#### [Records provided]
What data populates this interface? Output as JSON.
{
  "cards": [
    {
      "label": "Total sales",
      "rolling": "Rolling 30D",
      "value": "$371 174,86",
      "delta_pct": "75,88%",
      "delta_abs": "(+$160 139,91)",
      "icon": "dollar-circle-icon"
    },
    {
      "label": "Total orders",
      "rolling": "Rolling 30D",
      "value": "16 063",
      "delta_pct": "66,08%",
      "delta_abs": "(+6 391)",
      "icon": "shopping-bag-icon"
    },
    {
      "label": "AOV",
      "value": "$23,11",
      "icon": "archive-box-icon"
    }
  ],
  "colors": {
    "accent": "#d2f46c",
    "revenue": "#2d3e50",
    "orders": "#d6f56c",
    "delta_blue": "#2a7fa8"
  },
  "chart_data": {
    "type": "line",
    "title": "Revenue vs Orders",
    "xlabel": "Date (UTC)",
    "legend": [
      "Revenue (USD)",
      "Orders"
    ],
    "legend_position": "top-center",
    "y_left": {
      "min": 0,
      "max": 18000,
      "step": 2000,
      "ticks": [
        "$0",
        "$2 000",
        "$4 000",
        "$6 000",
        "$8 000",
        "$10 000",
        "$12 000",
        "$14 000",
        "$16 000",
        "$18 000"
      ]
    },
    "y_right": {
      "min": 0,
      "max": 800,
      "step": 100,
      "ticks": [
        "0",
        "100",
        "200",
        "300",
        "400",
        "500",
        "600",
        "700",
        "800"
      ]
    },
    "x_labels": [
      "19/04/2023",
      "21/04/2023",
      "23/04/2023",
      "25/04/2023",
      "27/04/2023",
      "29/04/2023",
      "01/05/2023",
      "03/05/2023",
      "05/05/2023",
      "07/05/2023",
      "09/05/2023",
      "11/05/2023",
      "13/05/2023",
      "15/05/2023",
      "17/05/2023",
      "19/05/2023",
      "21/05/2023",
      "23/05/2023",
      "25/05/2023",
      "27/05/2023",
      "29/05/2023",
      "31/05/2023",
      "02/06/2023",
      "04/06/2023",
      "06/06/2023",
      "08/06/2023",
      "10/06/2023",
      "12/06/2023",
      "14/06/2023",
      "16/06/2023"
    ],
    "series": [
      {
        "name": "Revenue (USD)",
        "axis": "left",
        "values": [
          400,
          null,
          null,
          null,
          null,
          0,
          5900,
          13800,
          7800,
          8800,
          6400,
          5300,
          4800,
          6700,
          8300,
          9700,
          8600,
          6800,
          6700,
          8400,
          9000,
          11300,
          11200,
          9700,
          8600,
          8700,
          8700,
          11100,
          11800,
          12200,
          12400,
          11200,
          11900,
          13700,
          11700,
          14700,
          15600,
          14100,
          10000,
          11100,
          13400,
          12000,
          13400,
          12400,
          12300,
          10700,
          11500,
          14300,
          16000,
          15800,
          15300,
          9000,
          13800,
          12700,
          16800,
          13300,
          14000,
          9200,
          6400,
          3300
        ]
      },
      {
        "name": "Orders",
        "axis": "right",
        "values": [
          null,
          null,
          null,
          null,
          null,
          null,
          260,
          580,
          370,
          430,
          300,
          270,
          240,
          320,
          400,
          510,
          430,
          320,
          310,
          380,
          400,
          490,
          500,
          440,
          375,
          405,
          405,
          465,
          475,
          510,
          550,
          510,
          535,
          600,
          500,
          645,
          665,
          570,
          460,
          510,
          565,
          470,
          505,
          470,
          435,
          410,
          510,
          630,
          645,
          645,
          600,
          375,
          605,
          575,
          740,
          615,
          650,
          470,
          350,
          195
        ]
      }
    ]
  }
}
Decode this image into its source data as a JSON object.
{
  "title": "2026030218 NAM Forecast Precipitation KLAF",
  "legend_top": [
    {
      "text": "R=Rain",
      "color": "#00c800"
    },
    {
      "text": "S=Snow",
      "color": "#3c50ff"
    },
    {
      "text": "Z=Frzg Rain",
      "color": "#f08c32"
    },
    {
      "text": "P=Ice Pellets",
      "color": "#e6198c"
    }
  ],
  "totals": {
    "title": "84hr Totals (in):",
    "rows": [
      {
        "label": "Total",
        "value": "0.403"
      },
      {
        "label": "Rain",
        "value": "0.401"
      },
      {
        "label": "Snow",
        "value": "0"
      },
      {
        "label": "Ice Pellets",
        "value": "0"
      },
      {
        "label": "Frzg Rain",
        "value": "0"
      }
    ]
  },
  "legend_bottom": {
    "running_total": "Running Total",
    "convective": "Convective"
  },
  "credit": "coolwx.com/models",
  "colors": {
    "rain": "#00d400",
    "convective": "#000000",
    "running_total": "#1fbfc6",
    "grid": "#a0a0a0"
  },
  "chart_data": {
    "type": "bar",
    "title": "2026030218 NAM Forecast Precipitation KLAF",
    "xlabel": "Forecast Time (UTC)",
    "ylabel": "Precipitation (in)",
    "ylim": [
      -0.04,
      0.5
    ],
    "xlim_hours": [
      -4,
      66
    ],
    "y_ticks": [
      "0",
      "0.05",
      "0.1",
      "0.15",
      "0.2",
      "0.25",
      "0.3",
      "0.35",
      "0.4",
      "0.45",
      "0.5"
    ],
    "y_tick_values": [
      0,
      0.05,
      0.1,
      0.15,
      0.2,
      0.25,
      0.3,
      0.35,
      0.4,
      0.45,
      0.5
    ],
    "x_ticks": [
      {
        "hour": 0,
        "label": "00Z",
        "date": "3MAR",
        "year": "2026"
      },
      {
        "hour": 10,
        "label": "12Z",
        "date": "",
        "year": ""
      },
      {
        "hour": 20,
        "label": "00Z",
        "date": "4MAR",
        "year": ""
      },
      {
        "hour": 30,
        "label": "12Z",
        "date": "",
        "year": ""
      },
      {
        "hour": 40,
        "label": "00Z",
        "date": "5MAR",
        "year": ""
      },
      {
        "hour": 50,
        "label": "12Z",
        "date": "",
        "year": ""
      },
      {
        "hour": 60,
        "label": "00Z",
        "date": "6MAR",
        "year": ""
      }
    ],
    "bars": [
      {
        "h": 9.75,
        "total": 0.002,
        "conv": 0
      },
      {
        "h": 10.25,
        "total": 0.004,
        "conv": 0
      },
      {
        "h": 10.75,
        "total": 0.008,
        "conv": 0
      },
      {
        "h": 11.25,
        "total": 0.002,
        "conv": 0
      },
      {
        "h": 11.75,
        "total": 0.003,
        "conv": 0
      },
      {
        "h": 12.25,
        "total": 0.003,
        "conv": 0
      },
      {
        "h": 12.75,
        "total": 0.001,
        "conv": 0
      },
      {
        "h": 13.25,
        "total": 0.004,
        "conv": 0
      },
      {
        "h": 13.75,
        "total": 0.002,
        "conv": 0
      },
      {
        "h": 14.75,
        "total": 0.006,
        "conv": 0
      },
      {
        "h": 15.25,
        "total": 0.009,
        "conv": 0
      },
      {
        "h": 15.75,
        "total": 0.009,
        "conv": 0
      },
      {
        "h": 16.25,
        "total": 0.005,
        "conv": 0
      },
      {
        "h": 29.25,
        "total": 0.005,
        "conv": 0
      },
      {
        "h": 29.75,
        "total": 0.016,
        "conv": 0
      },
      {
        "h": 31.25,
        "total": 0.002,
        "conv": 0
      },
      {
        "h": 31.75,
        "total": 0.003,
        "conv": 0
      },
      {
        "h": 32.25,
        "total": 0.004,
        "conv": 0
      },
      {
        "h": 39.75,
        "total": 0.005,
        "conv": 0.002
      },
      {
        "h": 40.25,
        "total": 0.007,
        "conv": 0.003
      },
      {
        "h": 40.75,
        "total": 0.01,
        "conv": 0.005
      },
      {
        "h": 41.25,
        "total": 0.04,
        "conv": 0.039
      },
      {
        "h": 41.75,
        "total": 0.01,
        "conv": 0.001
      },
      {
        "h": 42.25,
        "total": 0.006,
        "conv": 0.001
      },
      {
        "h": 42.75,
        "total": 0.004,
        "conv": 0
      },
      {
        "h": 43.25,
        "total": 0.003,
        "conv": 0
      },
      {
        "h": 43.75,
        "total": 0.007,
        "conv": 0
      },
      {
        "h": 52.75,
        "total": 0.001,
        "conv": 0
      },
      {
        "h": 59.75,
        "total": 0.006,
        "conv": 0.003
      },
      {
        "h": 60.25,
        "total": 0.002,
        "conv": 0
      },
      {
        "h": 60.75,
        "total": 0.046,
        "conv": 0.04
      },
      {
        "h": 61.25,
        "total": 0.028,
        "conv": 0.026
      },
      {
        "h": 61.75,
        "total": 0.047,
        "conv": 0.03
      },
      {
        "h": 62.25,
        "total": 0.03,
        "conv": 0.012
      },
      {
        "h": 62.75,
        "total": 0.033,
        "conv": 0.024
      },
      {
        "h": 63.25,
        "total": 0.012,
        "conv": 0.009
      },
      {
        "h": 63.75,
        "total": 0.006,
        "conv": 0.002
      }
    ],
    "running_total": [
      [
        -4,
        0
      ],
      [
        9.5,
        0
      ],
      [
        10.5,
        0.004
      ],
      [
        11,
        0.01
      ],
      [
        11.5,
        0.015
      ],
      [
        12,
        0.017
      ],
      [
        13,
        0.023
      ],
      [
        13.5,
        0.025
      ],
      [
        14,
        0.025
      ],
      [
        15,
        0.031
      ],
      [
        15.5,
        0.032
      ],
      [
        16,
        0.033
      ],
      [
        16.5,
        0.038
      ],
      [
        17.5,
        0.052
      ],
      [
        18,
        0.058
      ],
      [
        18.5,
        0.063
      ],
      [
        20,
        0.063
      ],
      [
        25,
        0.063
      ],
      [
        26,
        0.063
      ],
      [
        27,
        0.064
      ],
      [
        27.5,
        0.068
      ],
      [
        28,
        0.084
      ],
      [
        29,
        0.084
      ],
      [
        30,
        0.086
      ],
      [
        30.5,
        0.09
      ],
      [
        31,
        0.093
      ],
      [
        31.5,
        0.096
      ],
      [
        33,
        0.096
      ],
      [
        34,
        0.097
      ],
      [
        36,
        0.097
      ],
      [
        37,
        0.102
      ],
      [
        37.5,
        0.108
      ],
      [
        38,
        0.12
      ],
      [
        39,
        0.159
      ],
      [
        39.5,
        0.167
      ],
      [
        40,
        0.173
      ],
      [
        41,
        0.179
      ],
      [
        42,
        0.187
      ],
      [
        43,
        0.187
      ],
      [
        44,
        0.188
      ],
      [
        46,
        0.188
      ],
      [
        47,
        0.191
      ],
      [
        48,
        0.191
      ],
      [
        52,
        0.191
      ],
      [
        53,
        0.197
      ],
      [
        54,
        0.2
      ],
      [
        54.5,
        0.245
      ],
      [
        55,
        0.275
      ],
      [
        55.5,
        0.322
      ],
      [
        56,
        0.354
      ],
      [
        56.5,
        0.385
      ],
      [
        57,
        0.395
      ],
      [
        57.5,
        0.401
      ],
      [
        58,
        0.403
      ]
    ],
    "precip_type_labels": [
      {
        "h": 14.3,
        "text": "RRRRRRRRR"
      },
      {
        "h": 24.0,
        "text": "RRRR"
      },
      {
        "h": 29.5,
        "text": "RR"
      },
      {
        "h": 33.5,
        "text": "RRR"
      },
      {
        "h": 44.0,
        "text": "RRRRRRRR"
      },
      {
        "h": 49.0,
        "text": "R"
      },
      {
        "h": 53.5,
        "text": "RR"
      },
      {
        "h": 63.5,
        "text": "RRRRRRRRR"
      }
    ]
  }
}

#### [Task goal]
Report all lines of the material that contain the word "title".

#### [Worked answer]
    "title": "Revenue vs Orders",
  "title": "2026030218 NAM Forecast Precipitation KLAF",
    "title": "84hr Totals (in):",
    "title": "2026030218 NAM Forecast Precipitation KLAF",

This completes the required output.